Records provided
▶

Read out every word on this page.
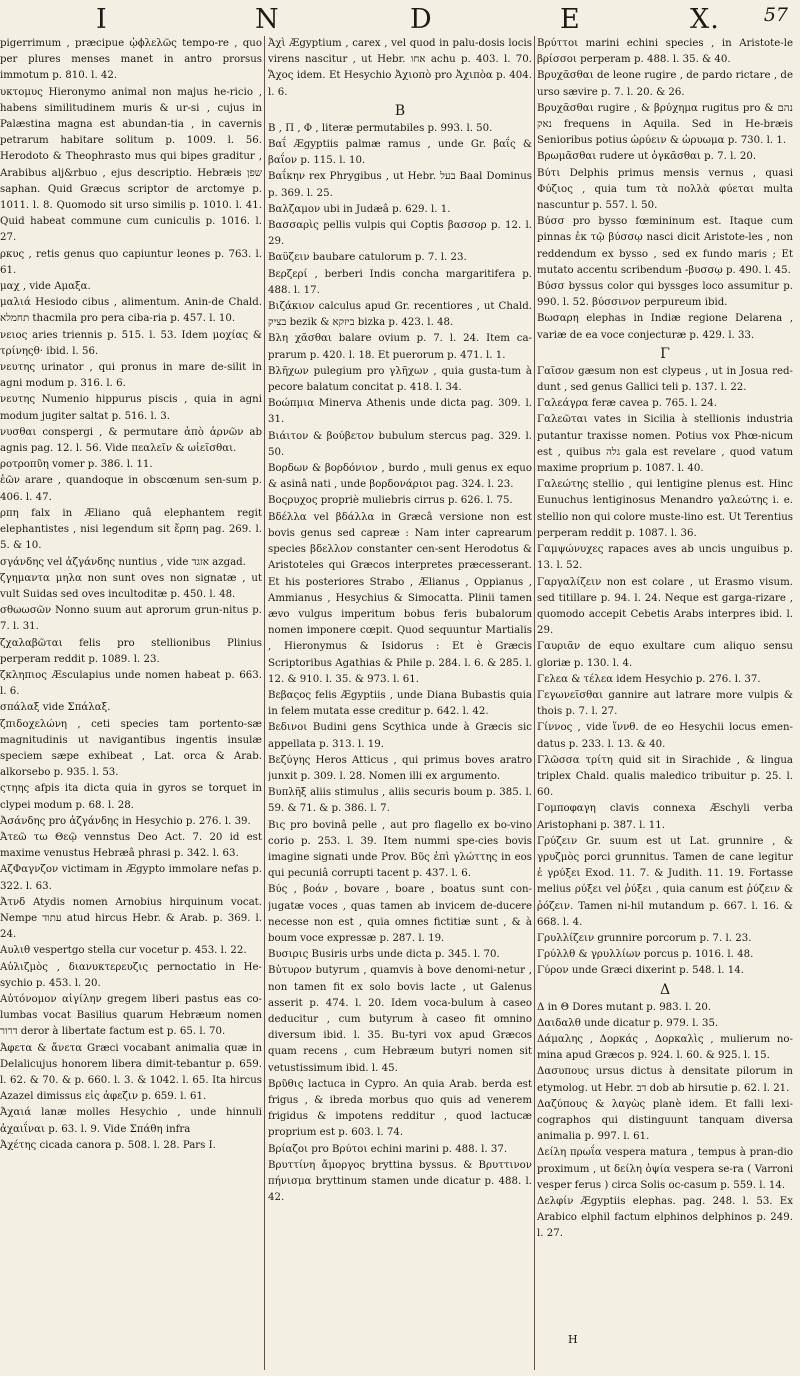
I	N	D	E	X. 57

pigerrimum , præcipue ᾠϕλελῶς tempo-re , quo per plures menses manet in antro prorsus immotum p. 810. l. 42.

υκτομυς Hieronymo animal non majus he-ricio , habens similitudinem muris & ur-si , cujus in Palæstina magna est abundan-tia , in cavernis petrarum habitare solitum p. 1009. l. 56. Herodoto & Theophrasto mus qui bipes graditur , Arabibus alj&rbuo , ejus descriptio. Hebræis שפן saphan. Quid Græcus scriptor de arctomye p. 1011. l. 8. Quomodo sit urso similis p. 1010. l. 41. Quid habeat commune cum cuniculis p. 1016. l. 27.

ρκυς , retis genus quo capiuntur leones p. 763. l. 61.

μαχ , vide Αμαξα.

μαλιά Hesiodo cibus , alimentum. Anin-de Chald. תחמלא thacmila pro pera ciba-ria p. 457. l. 10.

νειος aries triennis p. 515. l. 53. Idem μοχίας & τρίνηςθ· ibid. l. 56.

νευτης urinator , qui pronus in mare de-silit in agni modum p. 316. l. 6.

νευτης Numenio hippurus piscis , quia in agni modum jugiter saltat p. 516. l. 3.

νυσθαι conspergi , & permutare ἀπὸ ἀρνῶν ab agnis pag. 12. l. 56. Vide πεαλεῖν & ωἰεῖσθαι.

ροτροπῦη vomer p. 386. l. 11.

ἐῶν arare , quandoque in obscœnum sen-sum p. 406. l. 47.

ρπη falx in Æliano quâ elephantem regit elephantistes , nisi legendum sit ἔρπη pag. 269. l. 5. & 10.

σγάνδης vel ἀζγάνδης nuntius , vide אזגד azgad.

ζγημαντα μηλα non sunt oves non signatæ , ut vult Suidas sed oves incultoditæ p. 450. l. 48.

σθωωσῶν Nonno suum aut aprorum grun-nitus p. 7. l. 31.

ζχαλαβῶται felis pro stellionibus Plinius perperam reddit p. 1089. l. 23.

ζκληπιος Æsculapius unde nomen habeat p. 663. l. 6.

σπάλαξ vide Σπάλαξ.

ζπιδοχελώνη , ceti species tam portento-sæ magnitudinis ut navigantibus ingentis insulæ speciem sæpe exhibeat , Lat. orca & Arab. alkorsebo p. 935. l. 53.

ςτηης afpis ita dicta quia in gyros se torquet in clypei modum p. 68. l. 28.

Ἀσάνδης pro ἀζγάνδης in Hesychio p. 276. l. 39.

Ἀτεῶ τω Θεῷ vennstus Deo Act. 7. 20 id est maxime venustus Hebræâ phrasi p. 342. l. 63.

ΑζΦαγνζον victimam in Ægypto immolare nefas p. 322. l. 63.

Ἀτνδ Atydis nomen Arnobius hirquinum vocat. Nempe עתוד atud hircus Hebr. & Arab. p. 369. l. 24.

Αυλιθ vespertgo stella cur vocetur p. 453. l. 22.

Αὐλιζμὸς , διανυκτερευζις pernoctatio in He-sychio p. 453. l. 20.

Αὐτόνομον αἰγίλην gregem liberi pastus eas co-lumbas vocat Basilius quarum Hebræum nomen דרור deror à libertate factum est p. 65. l. 70.

Ἀφετα & ἄνετα Græci vocabant animalia quæ in Delalicujus honorem libera dimit-tebantur p. 659. l. 62. & 70. & p. 660. l. 3. & 1042. l. 65. Ita hircus Azazel dimissus εἰς ἀφεζιν p. 659. l. 61.

Ἀχαιά lanæ molles Hesychio , unde hinnuli ἀχαιΐναι p. 63. l. 9. Vide Σπάθη infra

Ἀχέτης cicada canora p. 508. l. 28. Pars I.

Ἀχὶ Ægyptium , carex , vel quod in palu-dosis locis virens nascitur , ut Hebr. אחו achu p. 403. l. 70. Ἄχος idem. Et Hesychio Ἀχιοπὸ pro Ἀχιπὸα p. 404. l. 6.

B

B , Π , Φ , literæ permutabiles p. 993. l. 50.

Βαΐ Ægyptiis palmæ ramus , unde Gr. βαΐς & βαΐον p. 115. l. 10.

Βαΐκην rex Phrygibus , ut Hebr. בעל Baal Dominus p. 369. l. 25.

Βαλζαμον ubi in Judæâ p. 629. l. 1.

Βασσαρὶς pellis vulpis qui Coptis βασσορ p. 12. l. 29.

Βαϋζειν baubare catulorum p. 7. l. 23.

Βερζερί , berberi Indis concha margaritifera p. 488. l. 17.

Βιζάκιον calculus apud Gr. recentiores , ut Chald. בציק bezik & ביזקא bizka p. 423. l. 48.

Βλη χᾶσθαι balare ovium p. 7. l. 24. Item ca-prarum p. 420. l. 18. Et puerorum p. 471. l. 1.

Βλῆχων pulegium pro γλῆχων , quia gusta-tum à pecore balatum concitat p. 418. l. 34.

Βοώπμια Minerva Athenis unde dicta pag. 309. l. 31.

Βιάιτον & βούβετον bubulum stercus pag. 329. l. 50.

Βορδων & βορδόνιον , burdo , muli genus ex equo & asinâ nati , unde βορδονάριοι pag. 324. l. 23.

Βοςρυχος propriè muliebris cirrus p. 626. l. 75.

Βδέλλα vel βδάλλα in Græcâ versione non est bovis genus sed capreæ : Nam inter caprearum species βδελλον constanter cen-sent Herodotus & Aristoteles qui Græcos interpretes præcesserant. Et his posteriores Strabo , Ælianus , Oppianus , Ammianus , Hesychius & Simocatta. Plinii tamen ævo vulgus imperitum bobus feris bubalorum nomen imponere cœpit. Quod sequuntur Martialis , Hieronymus & Isidorus : Et è Græcis Scriptoribus Agathias & Phile p. 284. l. 6. & 285. l. 12. & 910. l. 35. & 973. l. 61.

Βεβαςος felis Ægyptiis , unde Diana Bubastis quia in felem mutata esse creditur p. 642. l. 42.

Βεδινοι Budini gens Scythica unde à Græcis sic appellata p. 313. l. 19.

Βεζύγης Heros Atticus , qui primus boves aratro junxit p. 309. l. 28. Nomen illi ex argumento.

Βυπλῆξ aliis stimulus , aliis securis boum p. 385. l. 59. & 71. & p. 386. l. 7.

Βις pro bovinâ pelle , aut pro flagello ex bo-vino corio p. 253. l. 39. Item nummi spe-cies bovis imagine signati unde Prov. Βῦς ἐπὶ γλώττης in eos qui pecuniâ corrupti tacent p. 437. l. 6.

Βύς , βοάν , bovare , boare , boatus sunt con-jugatæ voces , quas tamen ab invicem de-ducere necesse non est , quia omnes fictitiæ sunt , & à boum voce expressæ p. 287. l. 19.

Βυσιρις Busiris urbs unde dicta p. 345. l. 70.

Βὐτυρον butyrum , quamvis à bove denomi-netur , non tamen fit ex solo bovis lacte , ut Galenus asserit p. 474. l. 20. Idem voca-bulum à caseo deducitur , cum butyrum à caseo fit omnino diversum ibid. l. 35. Bu-tyri vox apud Græcos quam recens , cum Hebræum butyri nomen sit vetustissimum ibid. l. 45.

Βρῦθις lactuca in Cypro. An quia Arab. berda est frigus , & ibreda morbus quo quis ad venerem frigidus & impotens redditur , quod lactucæ proprium est p. 603. l. 74.

Βρίαζοι pro Βρύτοι echini marini p. 488. l. 37.

Βρυττίνη ἄμοργος bryttina byssus. & Βρυττινον πήνισμα bryttinum stamen unde dicatur p. 488. l. 42.

Βρύττοι marini echini species , in Aristote-le βρίσσοι perperam p. 488. l. 35. & 40.

Βρυχᾶσθαι de leone rugire , de pardo rictare , de urso sævire p. 7. l. 20. & 26.

Βρυχᾶσθαι rugire , & βρύχημα rugitus pro נהם & נאק frequens in Aquila. Sed in He-bræis Senioribus potius ὠρύειν & ὠρυωμα p. 730. l. 1.

Βρωμᾶσθαι rudere ut ὀγκᾶσθαι p. 7. l. 20.

Βύτι Delphis primus mensis vernus , quasi Φύζιος , quia tum τὰ πολλὰ φύεται multa nascuntur p. 557. l. 50.

Βύσσ pro bysso fœmininum est. Itaque cum pinnas ἐκ τῷ βύσσῳ nasci dicit Aristote-les , non reddendum ex bysso , sed ex fundo maris ; Et mutato accentu scribendum -βυσσῳ p. 490. l. 45.

Βύσσ byssus color qui byssges loco assumitur p. 990. l. 52. βύσσινον perpureum ibid.

Βωσαρη elephas in Indiæ regione Delarena , variæ de ea voce conjecturæ p. 429. l. 33.

Γ

Γαῖσον gæsum non est clypeus , ut in Josua red-dunt , sed genus Gallici teli p. 137. l. 22.

Γαλεάγρα feræ cavea p. 765. l. 24.

Γαλεῶται vates in Sicilia à stellionis industria putantur traxisse nomen. Potius vox Phœ-nicum est , quibus גלה gala est revelare , quod vatum maxime proprium p. 1087. l. 40.

Γαλεώτης stellio , qui lentigine plenus est. Hinc Eunuchus lentiginosus Menandro γαλεώτης i. e. stellio non qui colore muste-lino est. Ut Terentius perperam reddit p. 1087. l. 36.

Γαμψώνυχες rapaces aves ab uncis unguibus p. 13. l. 52.

Γαργαλίζειν non est colare , ut Erasmo visum. sed titillare p. 94. l. 24. Neque est garga-rizare , quomodo accepit Cebetis Arabs interpres ibid. l. 29.

Γαυριᾶν de equo exultare cum aliquo sensu gloriæ p. 130. l. 4.

Γελεα & τέλεα idem Hesychio p. 276. l. 37.

Γεγωνεῖσθαι gannire aut latrare more vulpis & thois p. 7. l. 27.

Γίννος , vide ἵννθ. de eo Hesychii locus emen-datus p. 233. l. 13. & 40.

Γλῶσσα τρίτη quid sit in Sirachide , & lingua triplex Chald. qualis maledico tribuitur p. 25. l. 60.

Γομποφαγη clavis connexa Æschyli verba Aristophani p. 387. l. 11.

Γρύζειν Gr. suum est ut Lat. grunnire , & γρυζμὸς porci grunnitus. Tamen de cane legitur ἐ γρύξει Exod. 11. 7. & Judith. 11. 19. Fortasse melius ρύξει vel ῥύξει , quia canum est ῥύζειν & ῥόζειν. Tamen ni-hil mutandum p. 667. l. 16. & 668. l. 4.

Γρυλλίζειν grunnire porcorum p. 7. l. 23.

Γρύλλθ & γρυλλίων porcus p. 1016. l. 48.

Γύρον unde Græci dixerint p. 548. l. 14.

Δ

Δ in Θ Dores mutant p. 983. l. 20.

Δαιδαλθ unde dicatur p. 979. l. 35.

Δάμαλης , Δορκάς , Δορκαλὶς , mulierum no-mina apud Græcos p. 924. l. 60. & 925. l. 15.

Δασυπους ursus dictus à densitate pilorum in etymolog. ut Hebr. דב dob ab hirsutie p. 62. l. 21.

Δαζύπους & λαγὼς planè idem. Et falli lexi-cographos qui distinguunt tanquam diversa animalia p. 997. l. 61.

Δείλη πρωΐα vespera matura , tempus à pran-dio proximum , ut δείλη ὀψία vespera se-ra ( Varroni vesper ferus ) circa Solis oc-casum p. 559. l. 14.

Δελφίν Ægyptiis elephas. pag. 248. l. 53. Ex Arabico elphil factum elphinos delphinos p. 249. l. 27.

H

◀

Direction
Copy out every line of the listing that includes the string "dicatur".

Correct output
Βρυττίνη ἄμοργος bryttina byssus. & Βρυττινον πήνισμα bryttinum stamen unde dicatur p. 488. l. 42.
Δαιδαλθ unde dicatur p. 979. l. 35.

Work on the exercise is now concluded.